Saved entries
:::::
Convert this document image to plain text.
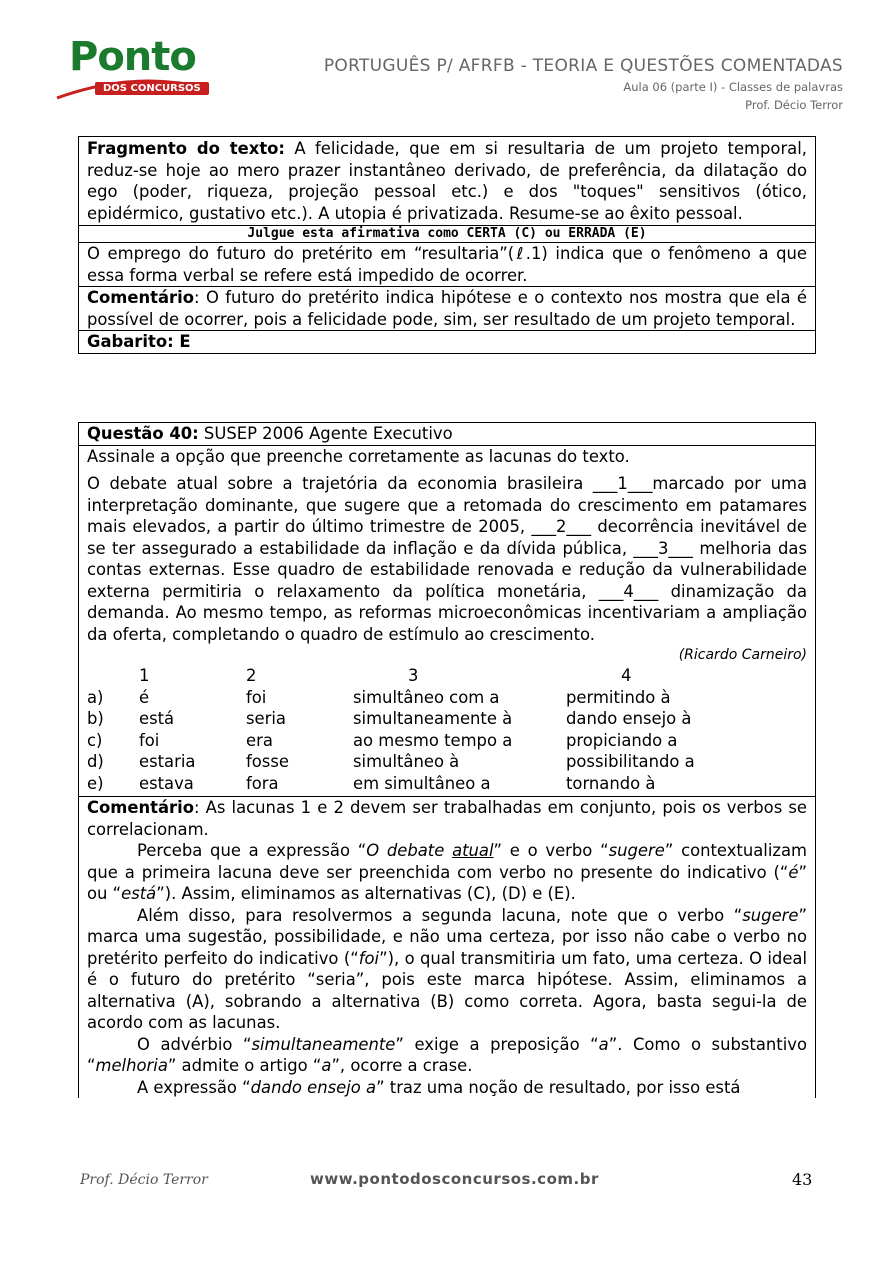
Ponto
DOS CONCURSOS
PORTUGUÊS P/ AFRFB - TEORIA E QUESTÕES COMENTADAS
Aula 06 (parte I) - Classes de palavras
Prof. Décio Terror
Fragmento do texto: A felicidade, que em si resultaria de um projeto temporal, reduz-se hoje ao mero prazer instantâneo derivado, de preferência, da dilatação do ego (poder, riqueza, projeção pessoal etc.) e dos "toques" sensitivos (ótico, epidérmico, gustativo etc.). A utopia é privatizada. Resume-se ao êxito pessoal.
Julgue esta afirmativa como CERTA (C) ou ERRADA (E)
O emprego do futuro do pretérito em “resultaria”(ℓ.1) indica que o fenômeno a que essa forma verbal se refere está impedido de ocorrer.
Comentário: O futuro do pretérito indica hipótese e o contexto nos mostra que ela é possível de ocorrer, pois a felicidade pode, sim, ser resultado de um projeto temporal.
Gabarito: E
Questão 40: SUSEP 2006 Agente Executivo

Assinale a opção que preenche corretamente as lacunas do texto.

O debate atual sobre a trajetória da economia brasileira ___1___marcado por uma interpretação dominante, que sugere que a retomada do crescimento em patamares mais elevados, a partir do último trimestre de 2005, ___2___ decorrência inevitável de se ter assegurado a estabilidade da inflação e da dívida pública, ___3___ melhoria das contas externas. Esse quadro de estabilidade renovada e redução da vulnerabilidade externa permitiria o relaxamento da política monetária, ___4___ dinamização da demanda. Ao mesmo tempo, as reformas microeconômicas incentivariam a ampliação da oferta, completando o quadro de estímulo ao crescimento.

(Ricardo Carneiro)
	1	2	3	4
a)	é	foi	simultâneo com a	permitindo à
b)	está	seria	simultaneamente à	dando ensejo à
c)	foi	era	ao mesmo tempo a	propiciando a
d)	estaria	fosse	simultâneo à	possibilitando a
e)	estava	fora	em simultâneo a	tornando à

Comentário: As lacunas 1 e 2 devem ser trabalhadas em conjunto, pois os verbos se correlacionam.

Perceba que a expressão “O debate atual” e o verbo “sugere” contextualizam que a primeira lacuna deve ser preenchida com verbo no presente do indicativo (“é” ou “está”). Assim, eliminamos as alternativas (C), (D) e (E).

Além disso, para resolvermos a segunda lacuna, note que o verbo “sugere” marca uma sugestão, possibilidade, e não uma certeza, por isso não cabe o verbo no pretérito perfeito do indicativo (“foi”), o qual transmitiria um fato, uma certeza. O ideal é o futuro do pretérito “seria”, pois este marca hipótese. Assim, eliminamos a alternativa (A), sobrando a alternativa (B) como correta. Agora, basta segui-la de acordo com as lacunas.

O advérbio “simultaneamente” exige a preposição “a”. Como o substantivo “melhoria” admite o artigo “a”, ocorre a crase.

A expressão “dando ensejo a” traz uma noção de resultado, por isso está

Prof. Décio Terror	www.pontodosconcursos.com.br	43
:::::
Pick out every line holding the string "Comentário" and return it.

§ **Finished task**
Comentário: O futuro do pretérito indica hipótese e o contexto nos mostra que ela é possível de ocorrer, pois a felicidade pode, sim, ser resultado de um projeto temporal.
Comentário: As lacunas 1 e 2 devem ser trabalhadas em conjunto, pois os verbos se correlacionam.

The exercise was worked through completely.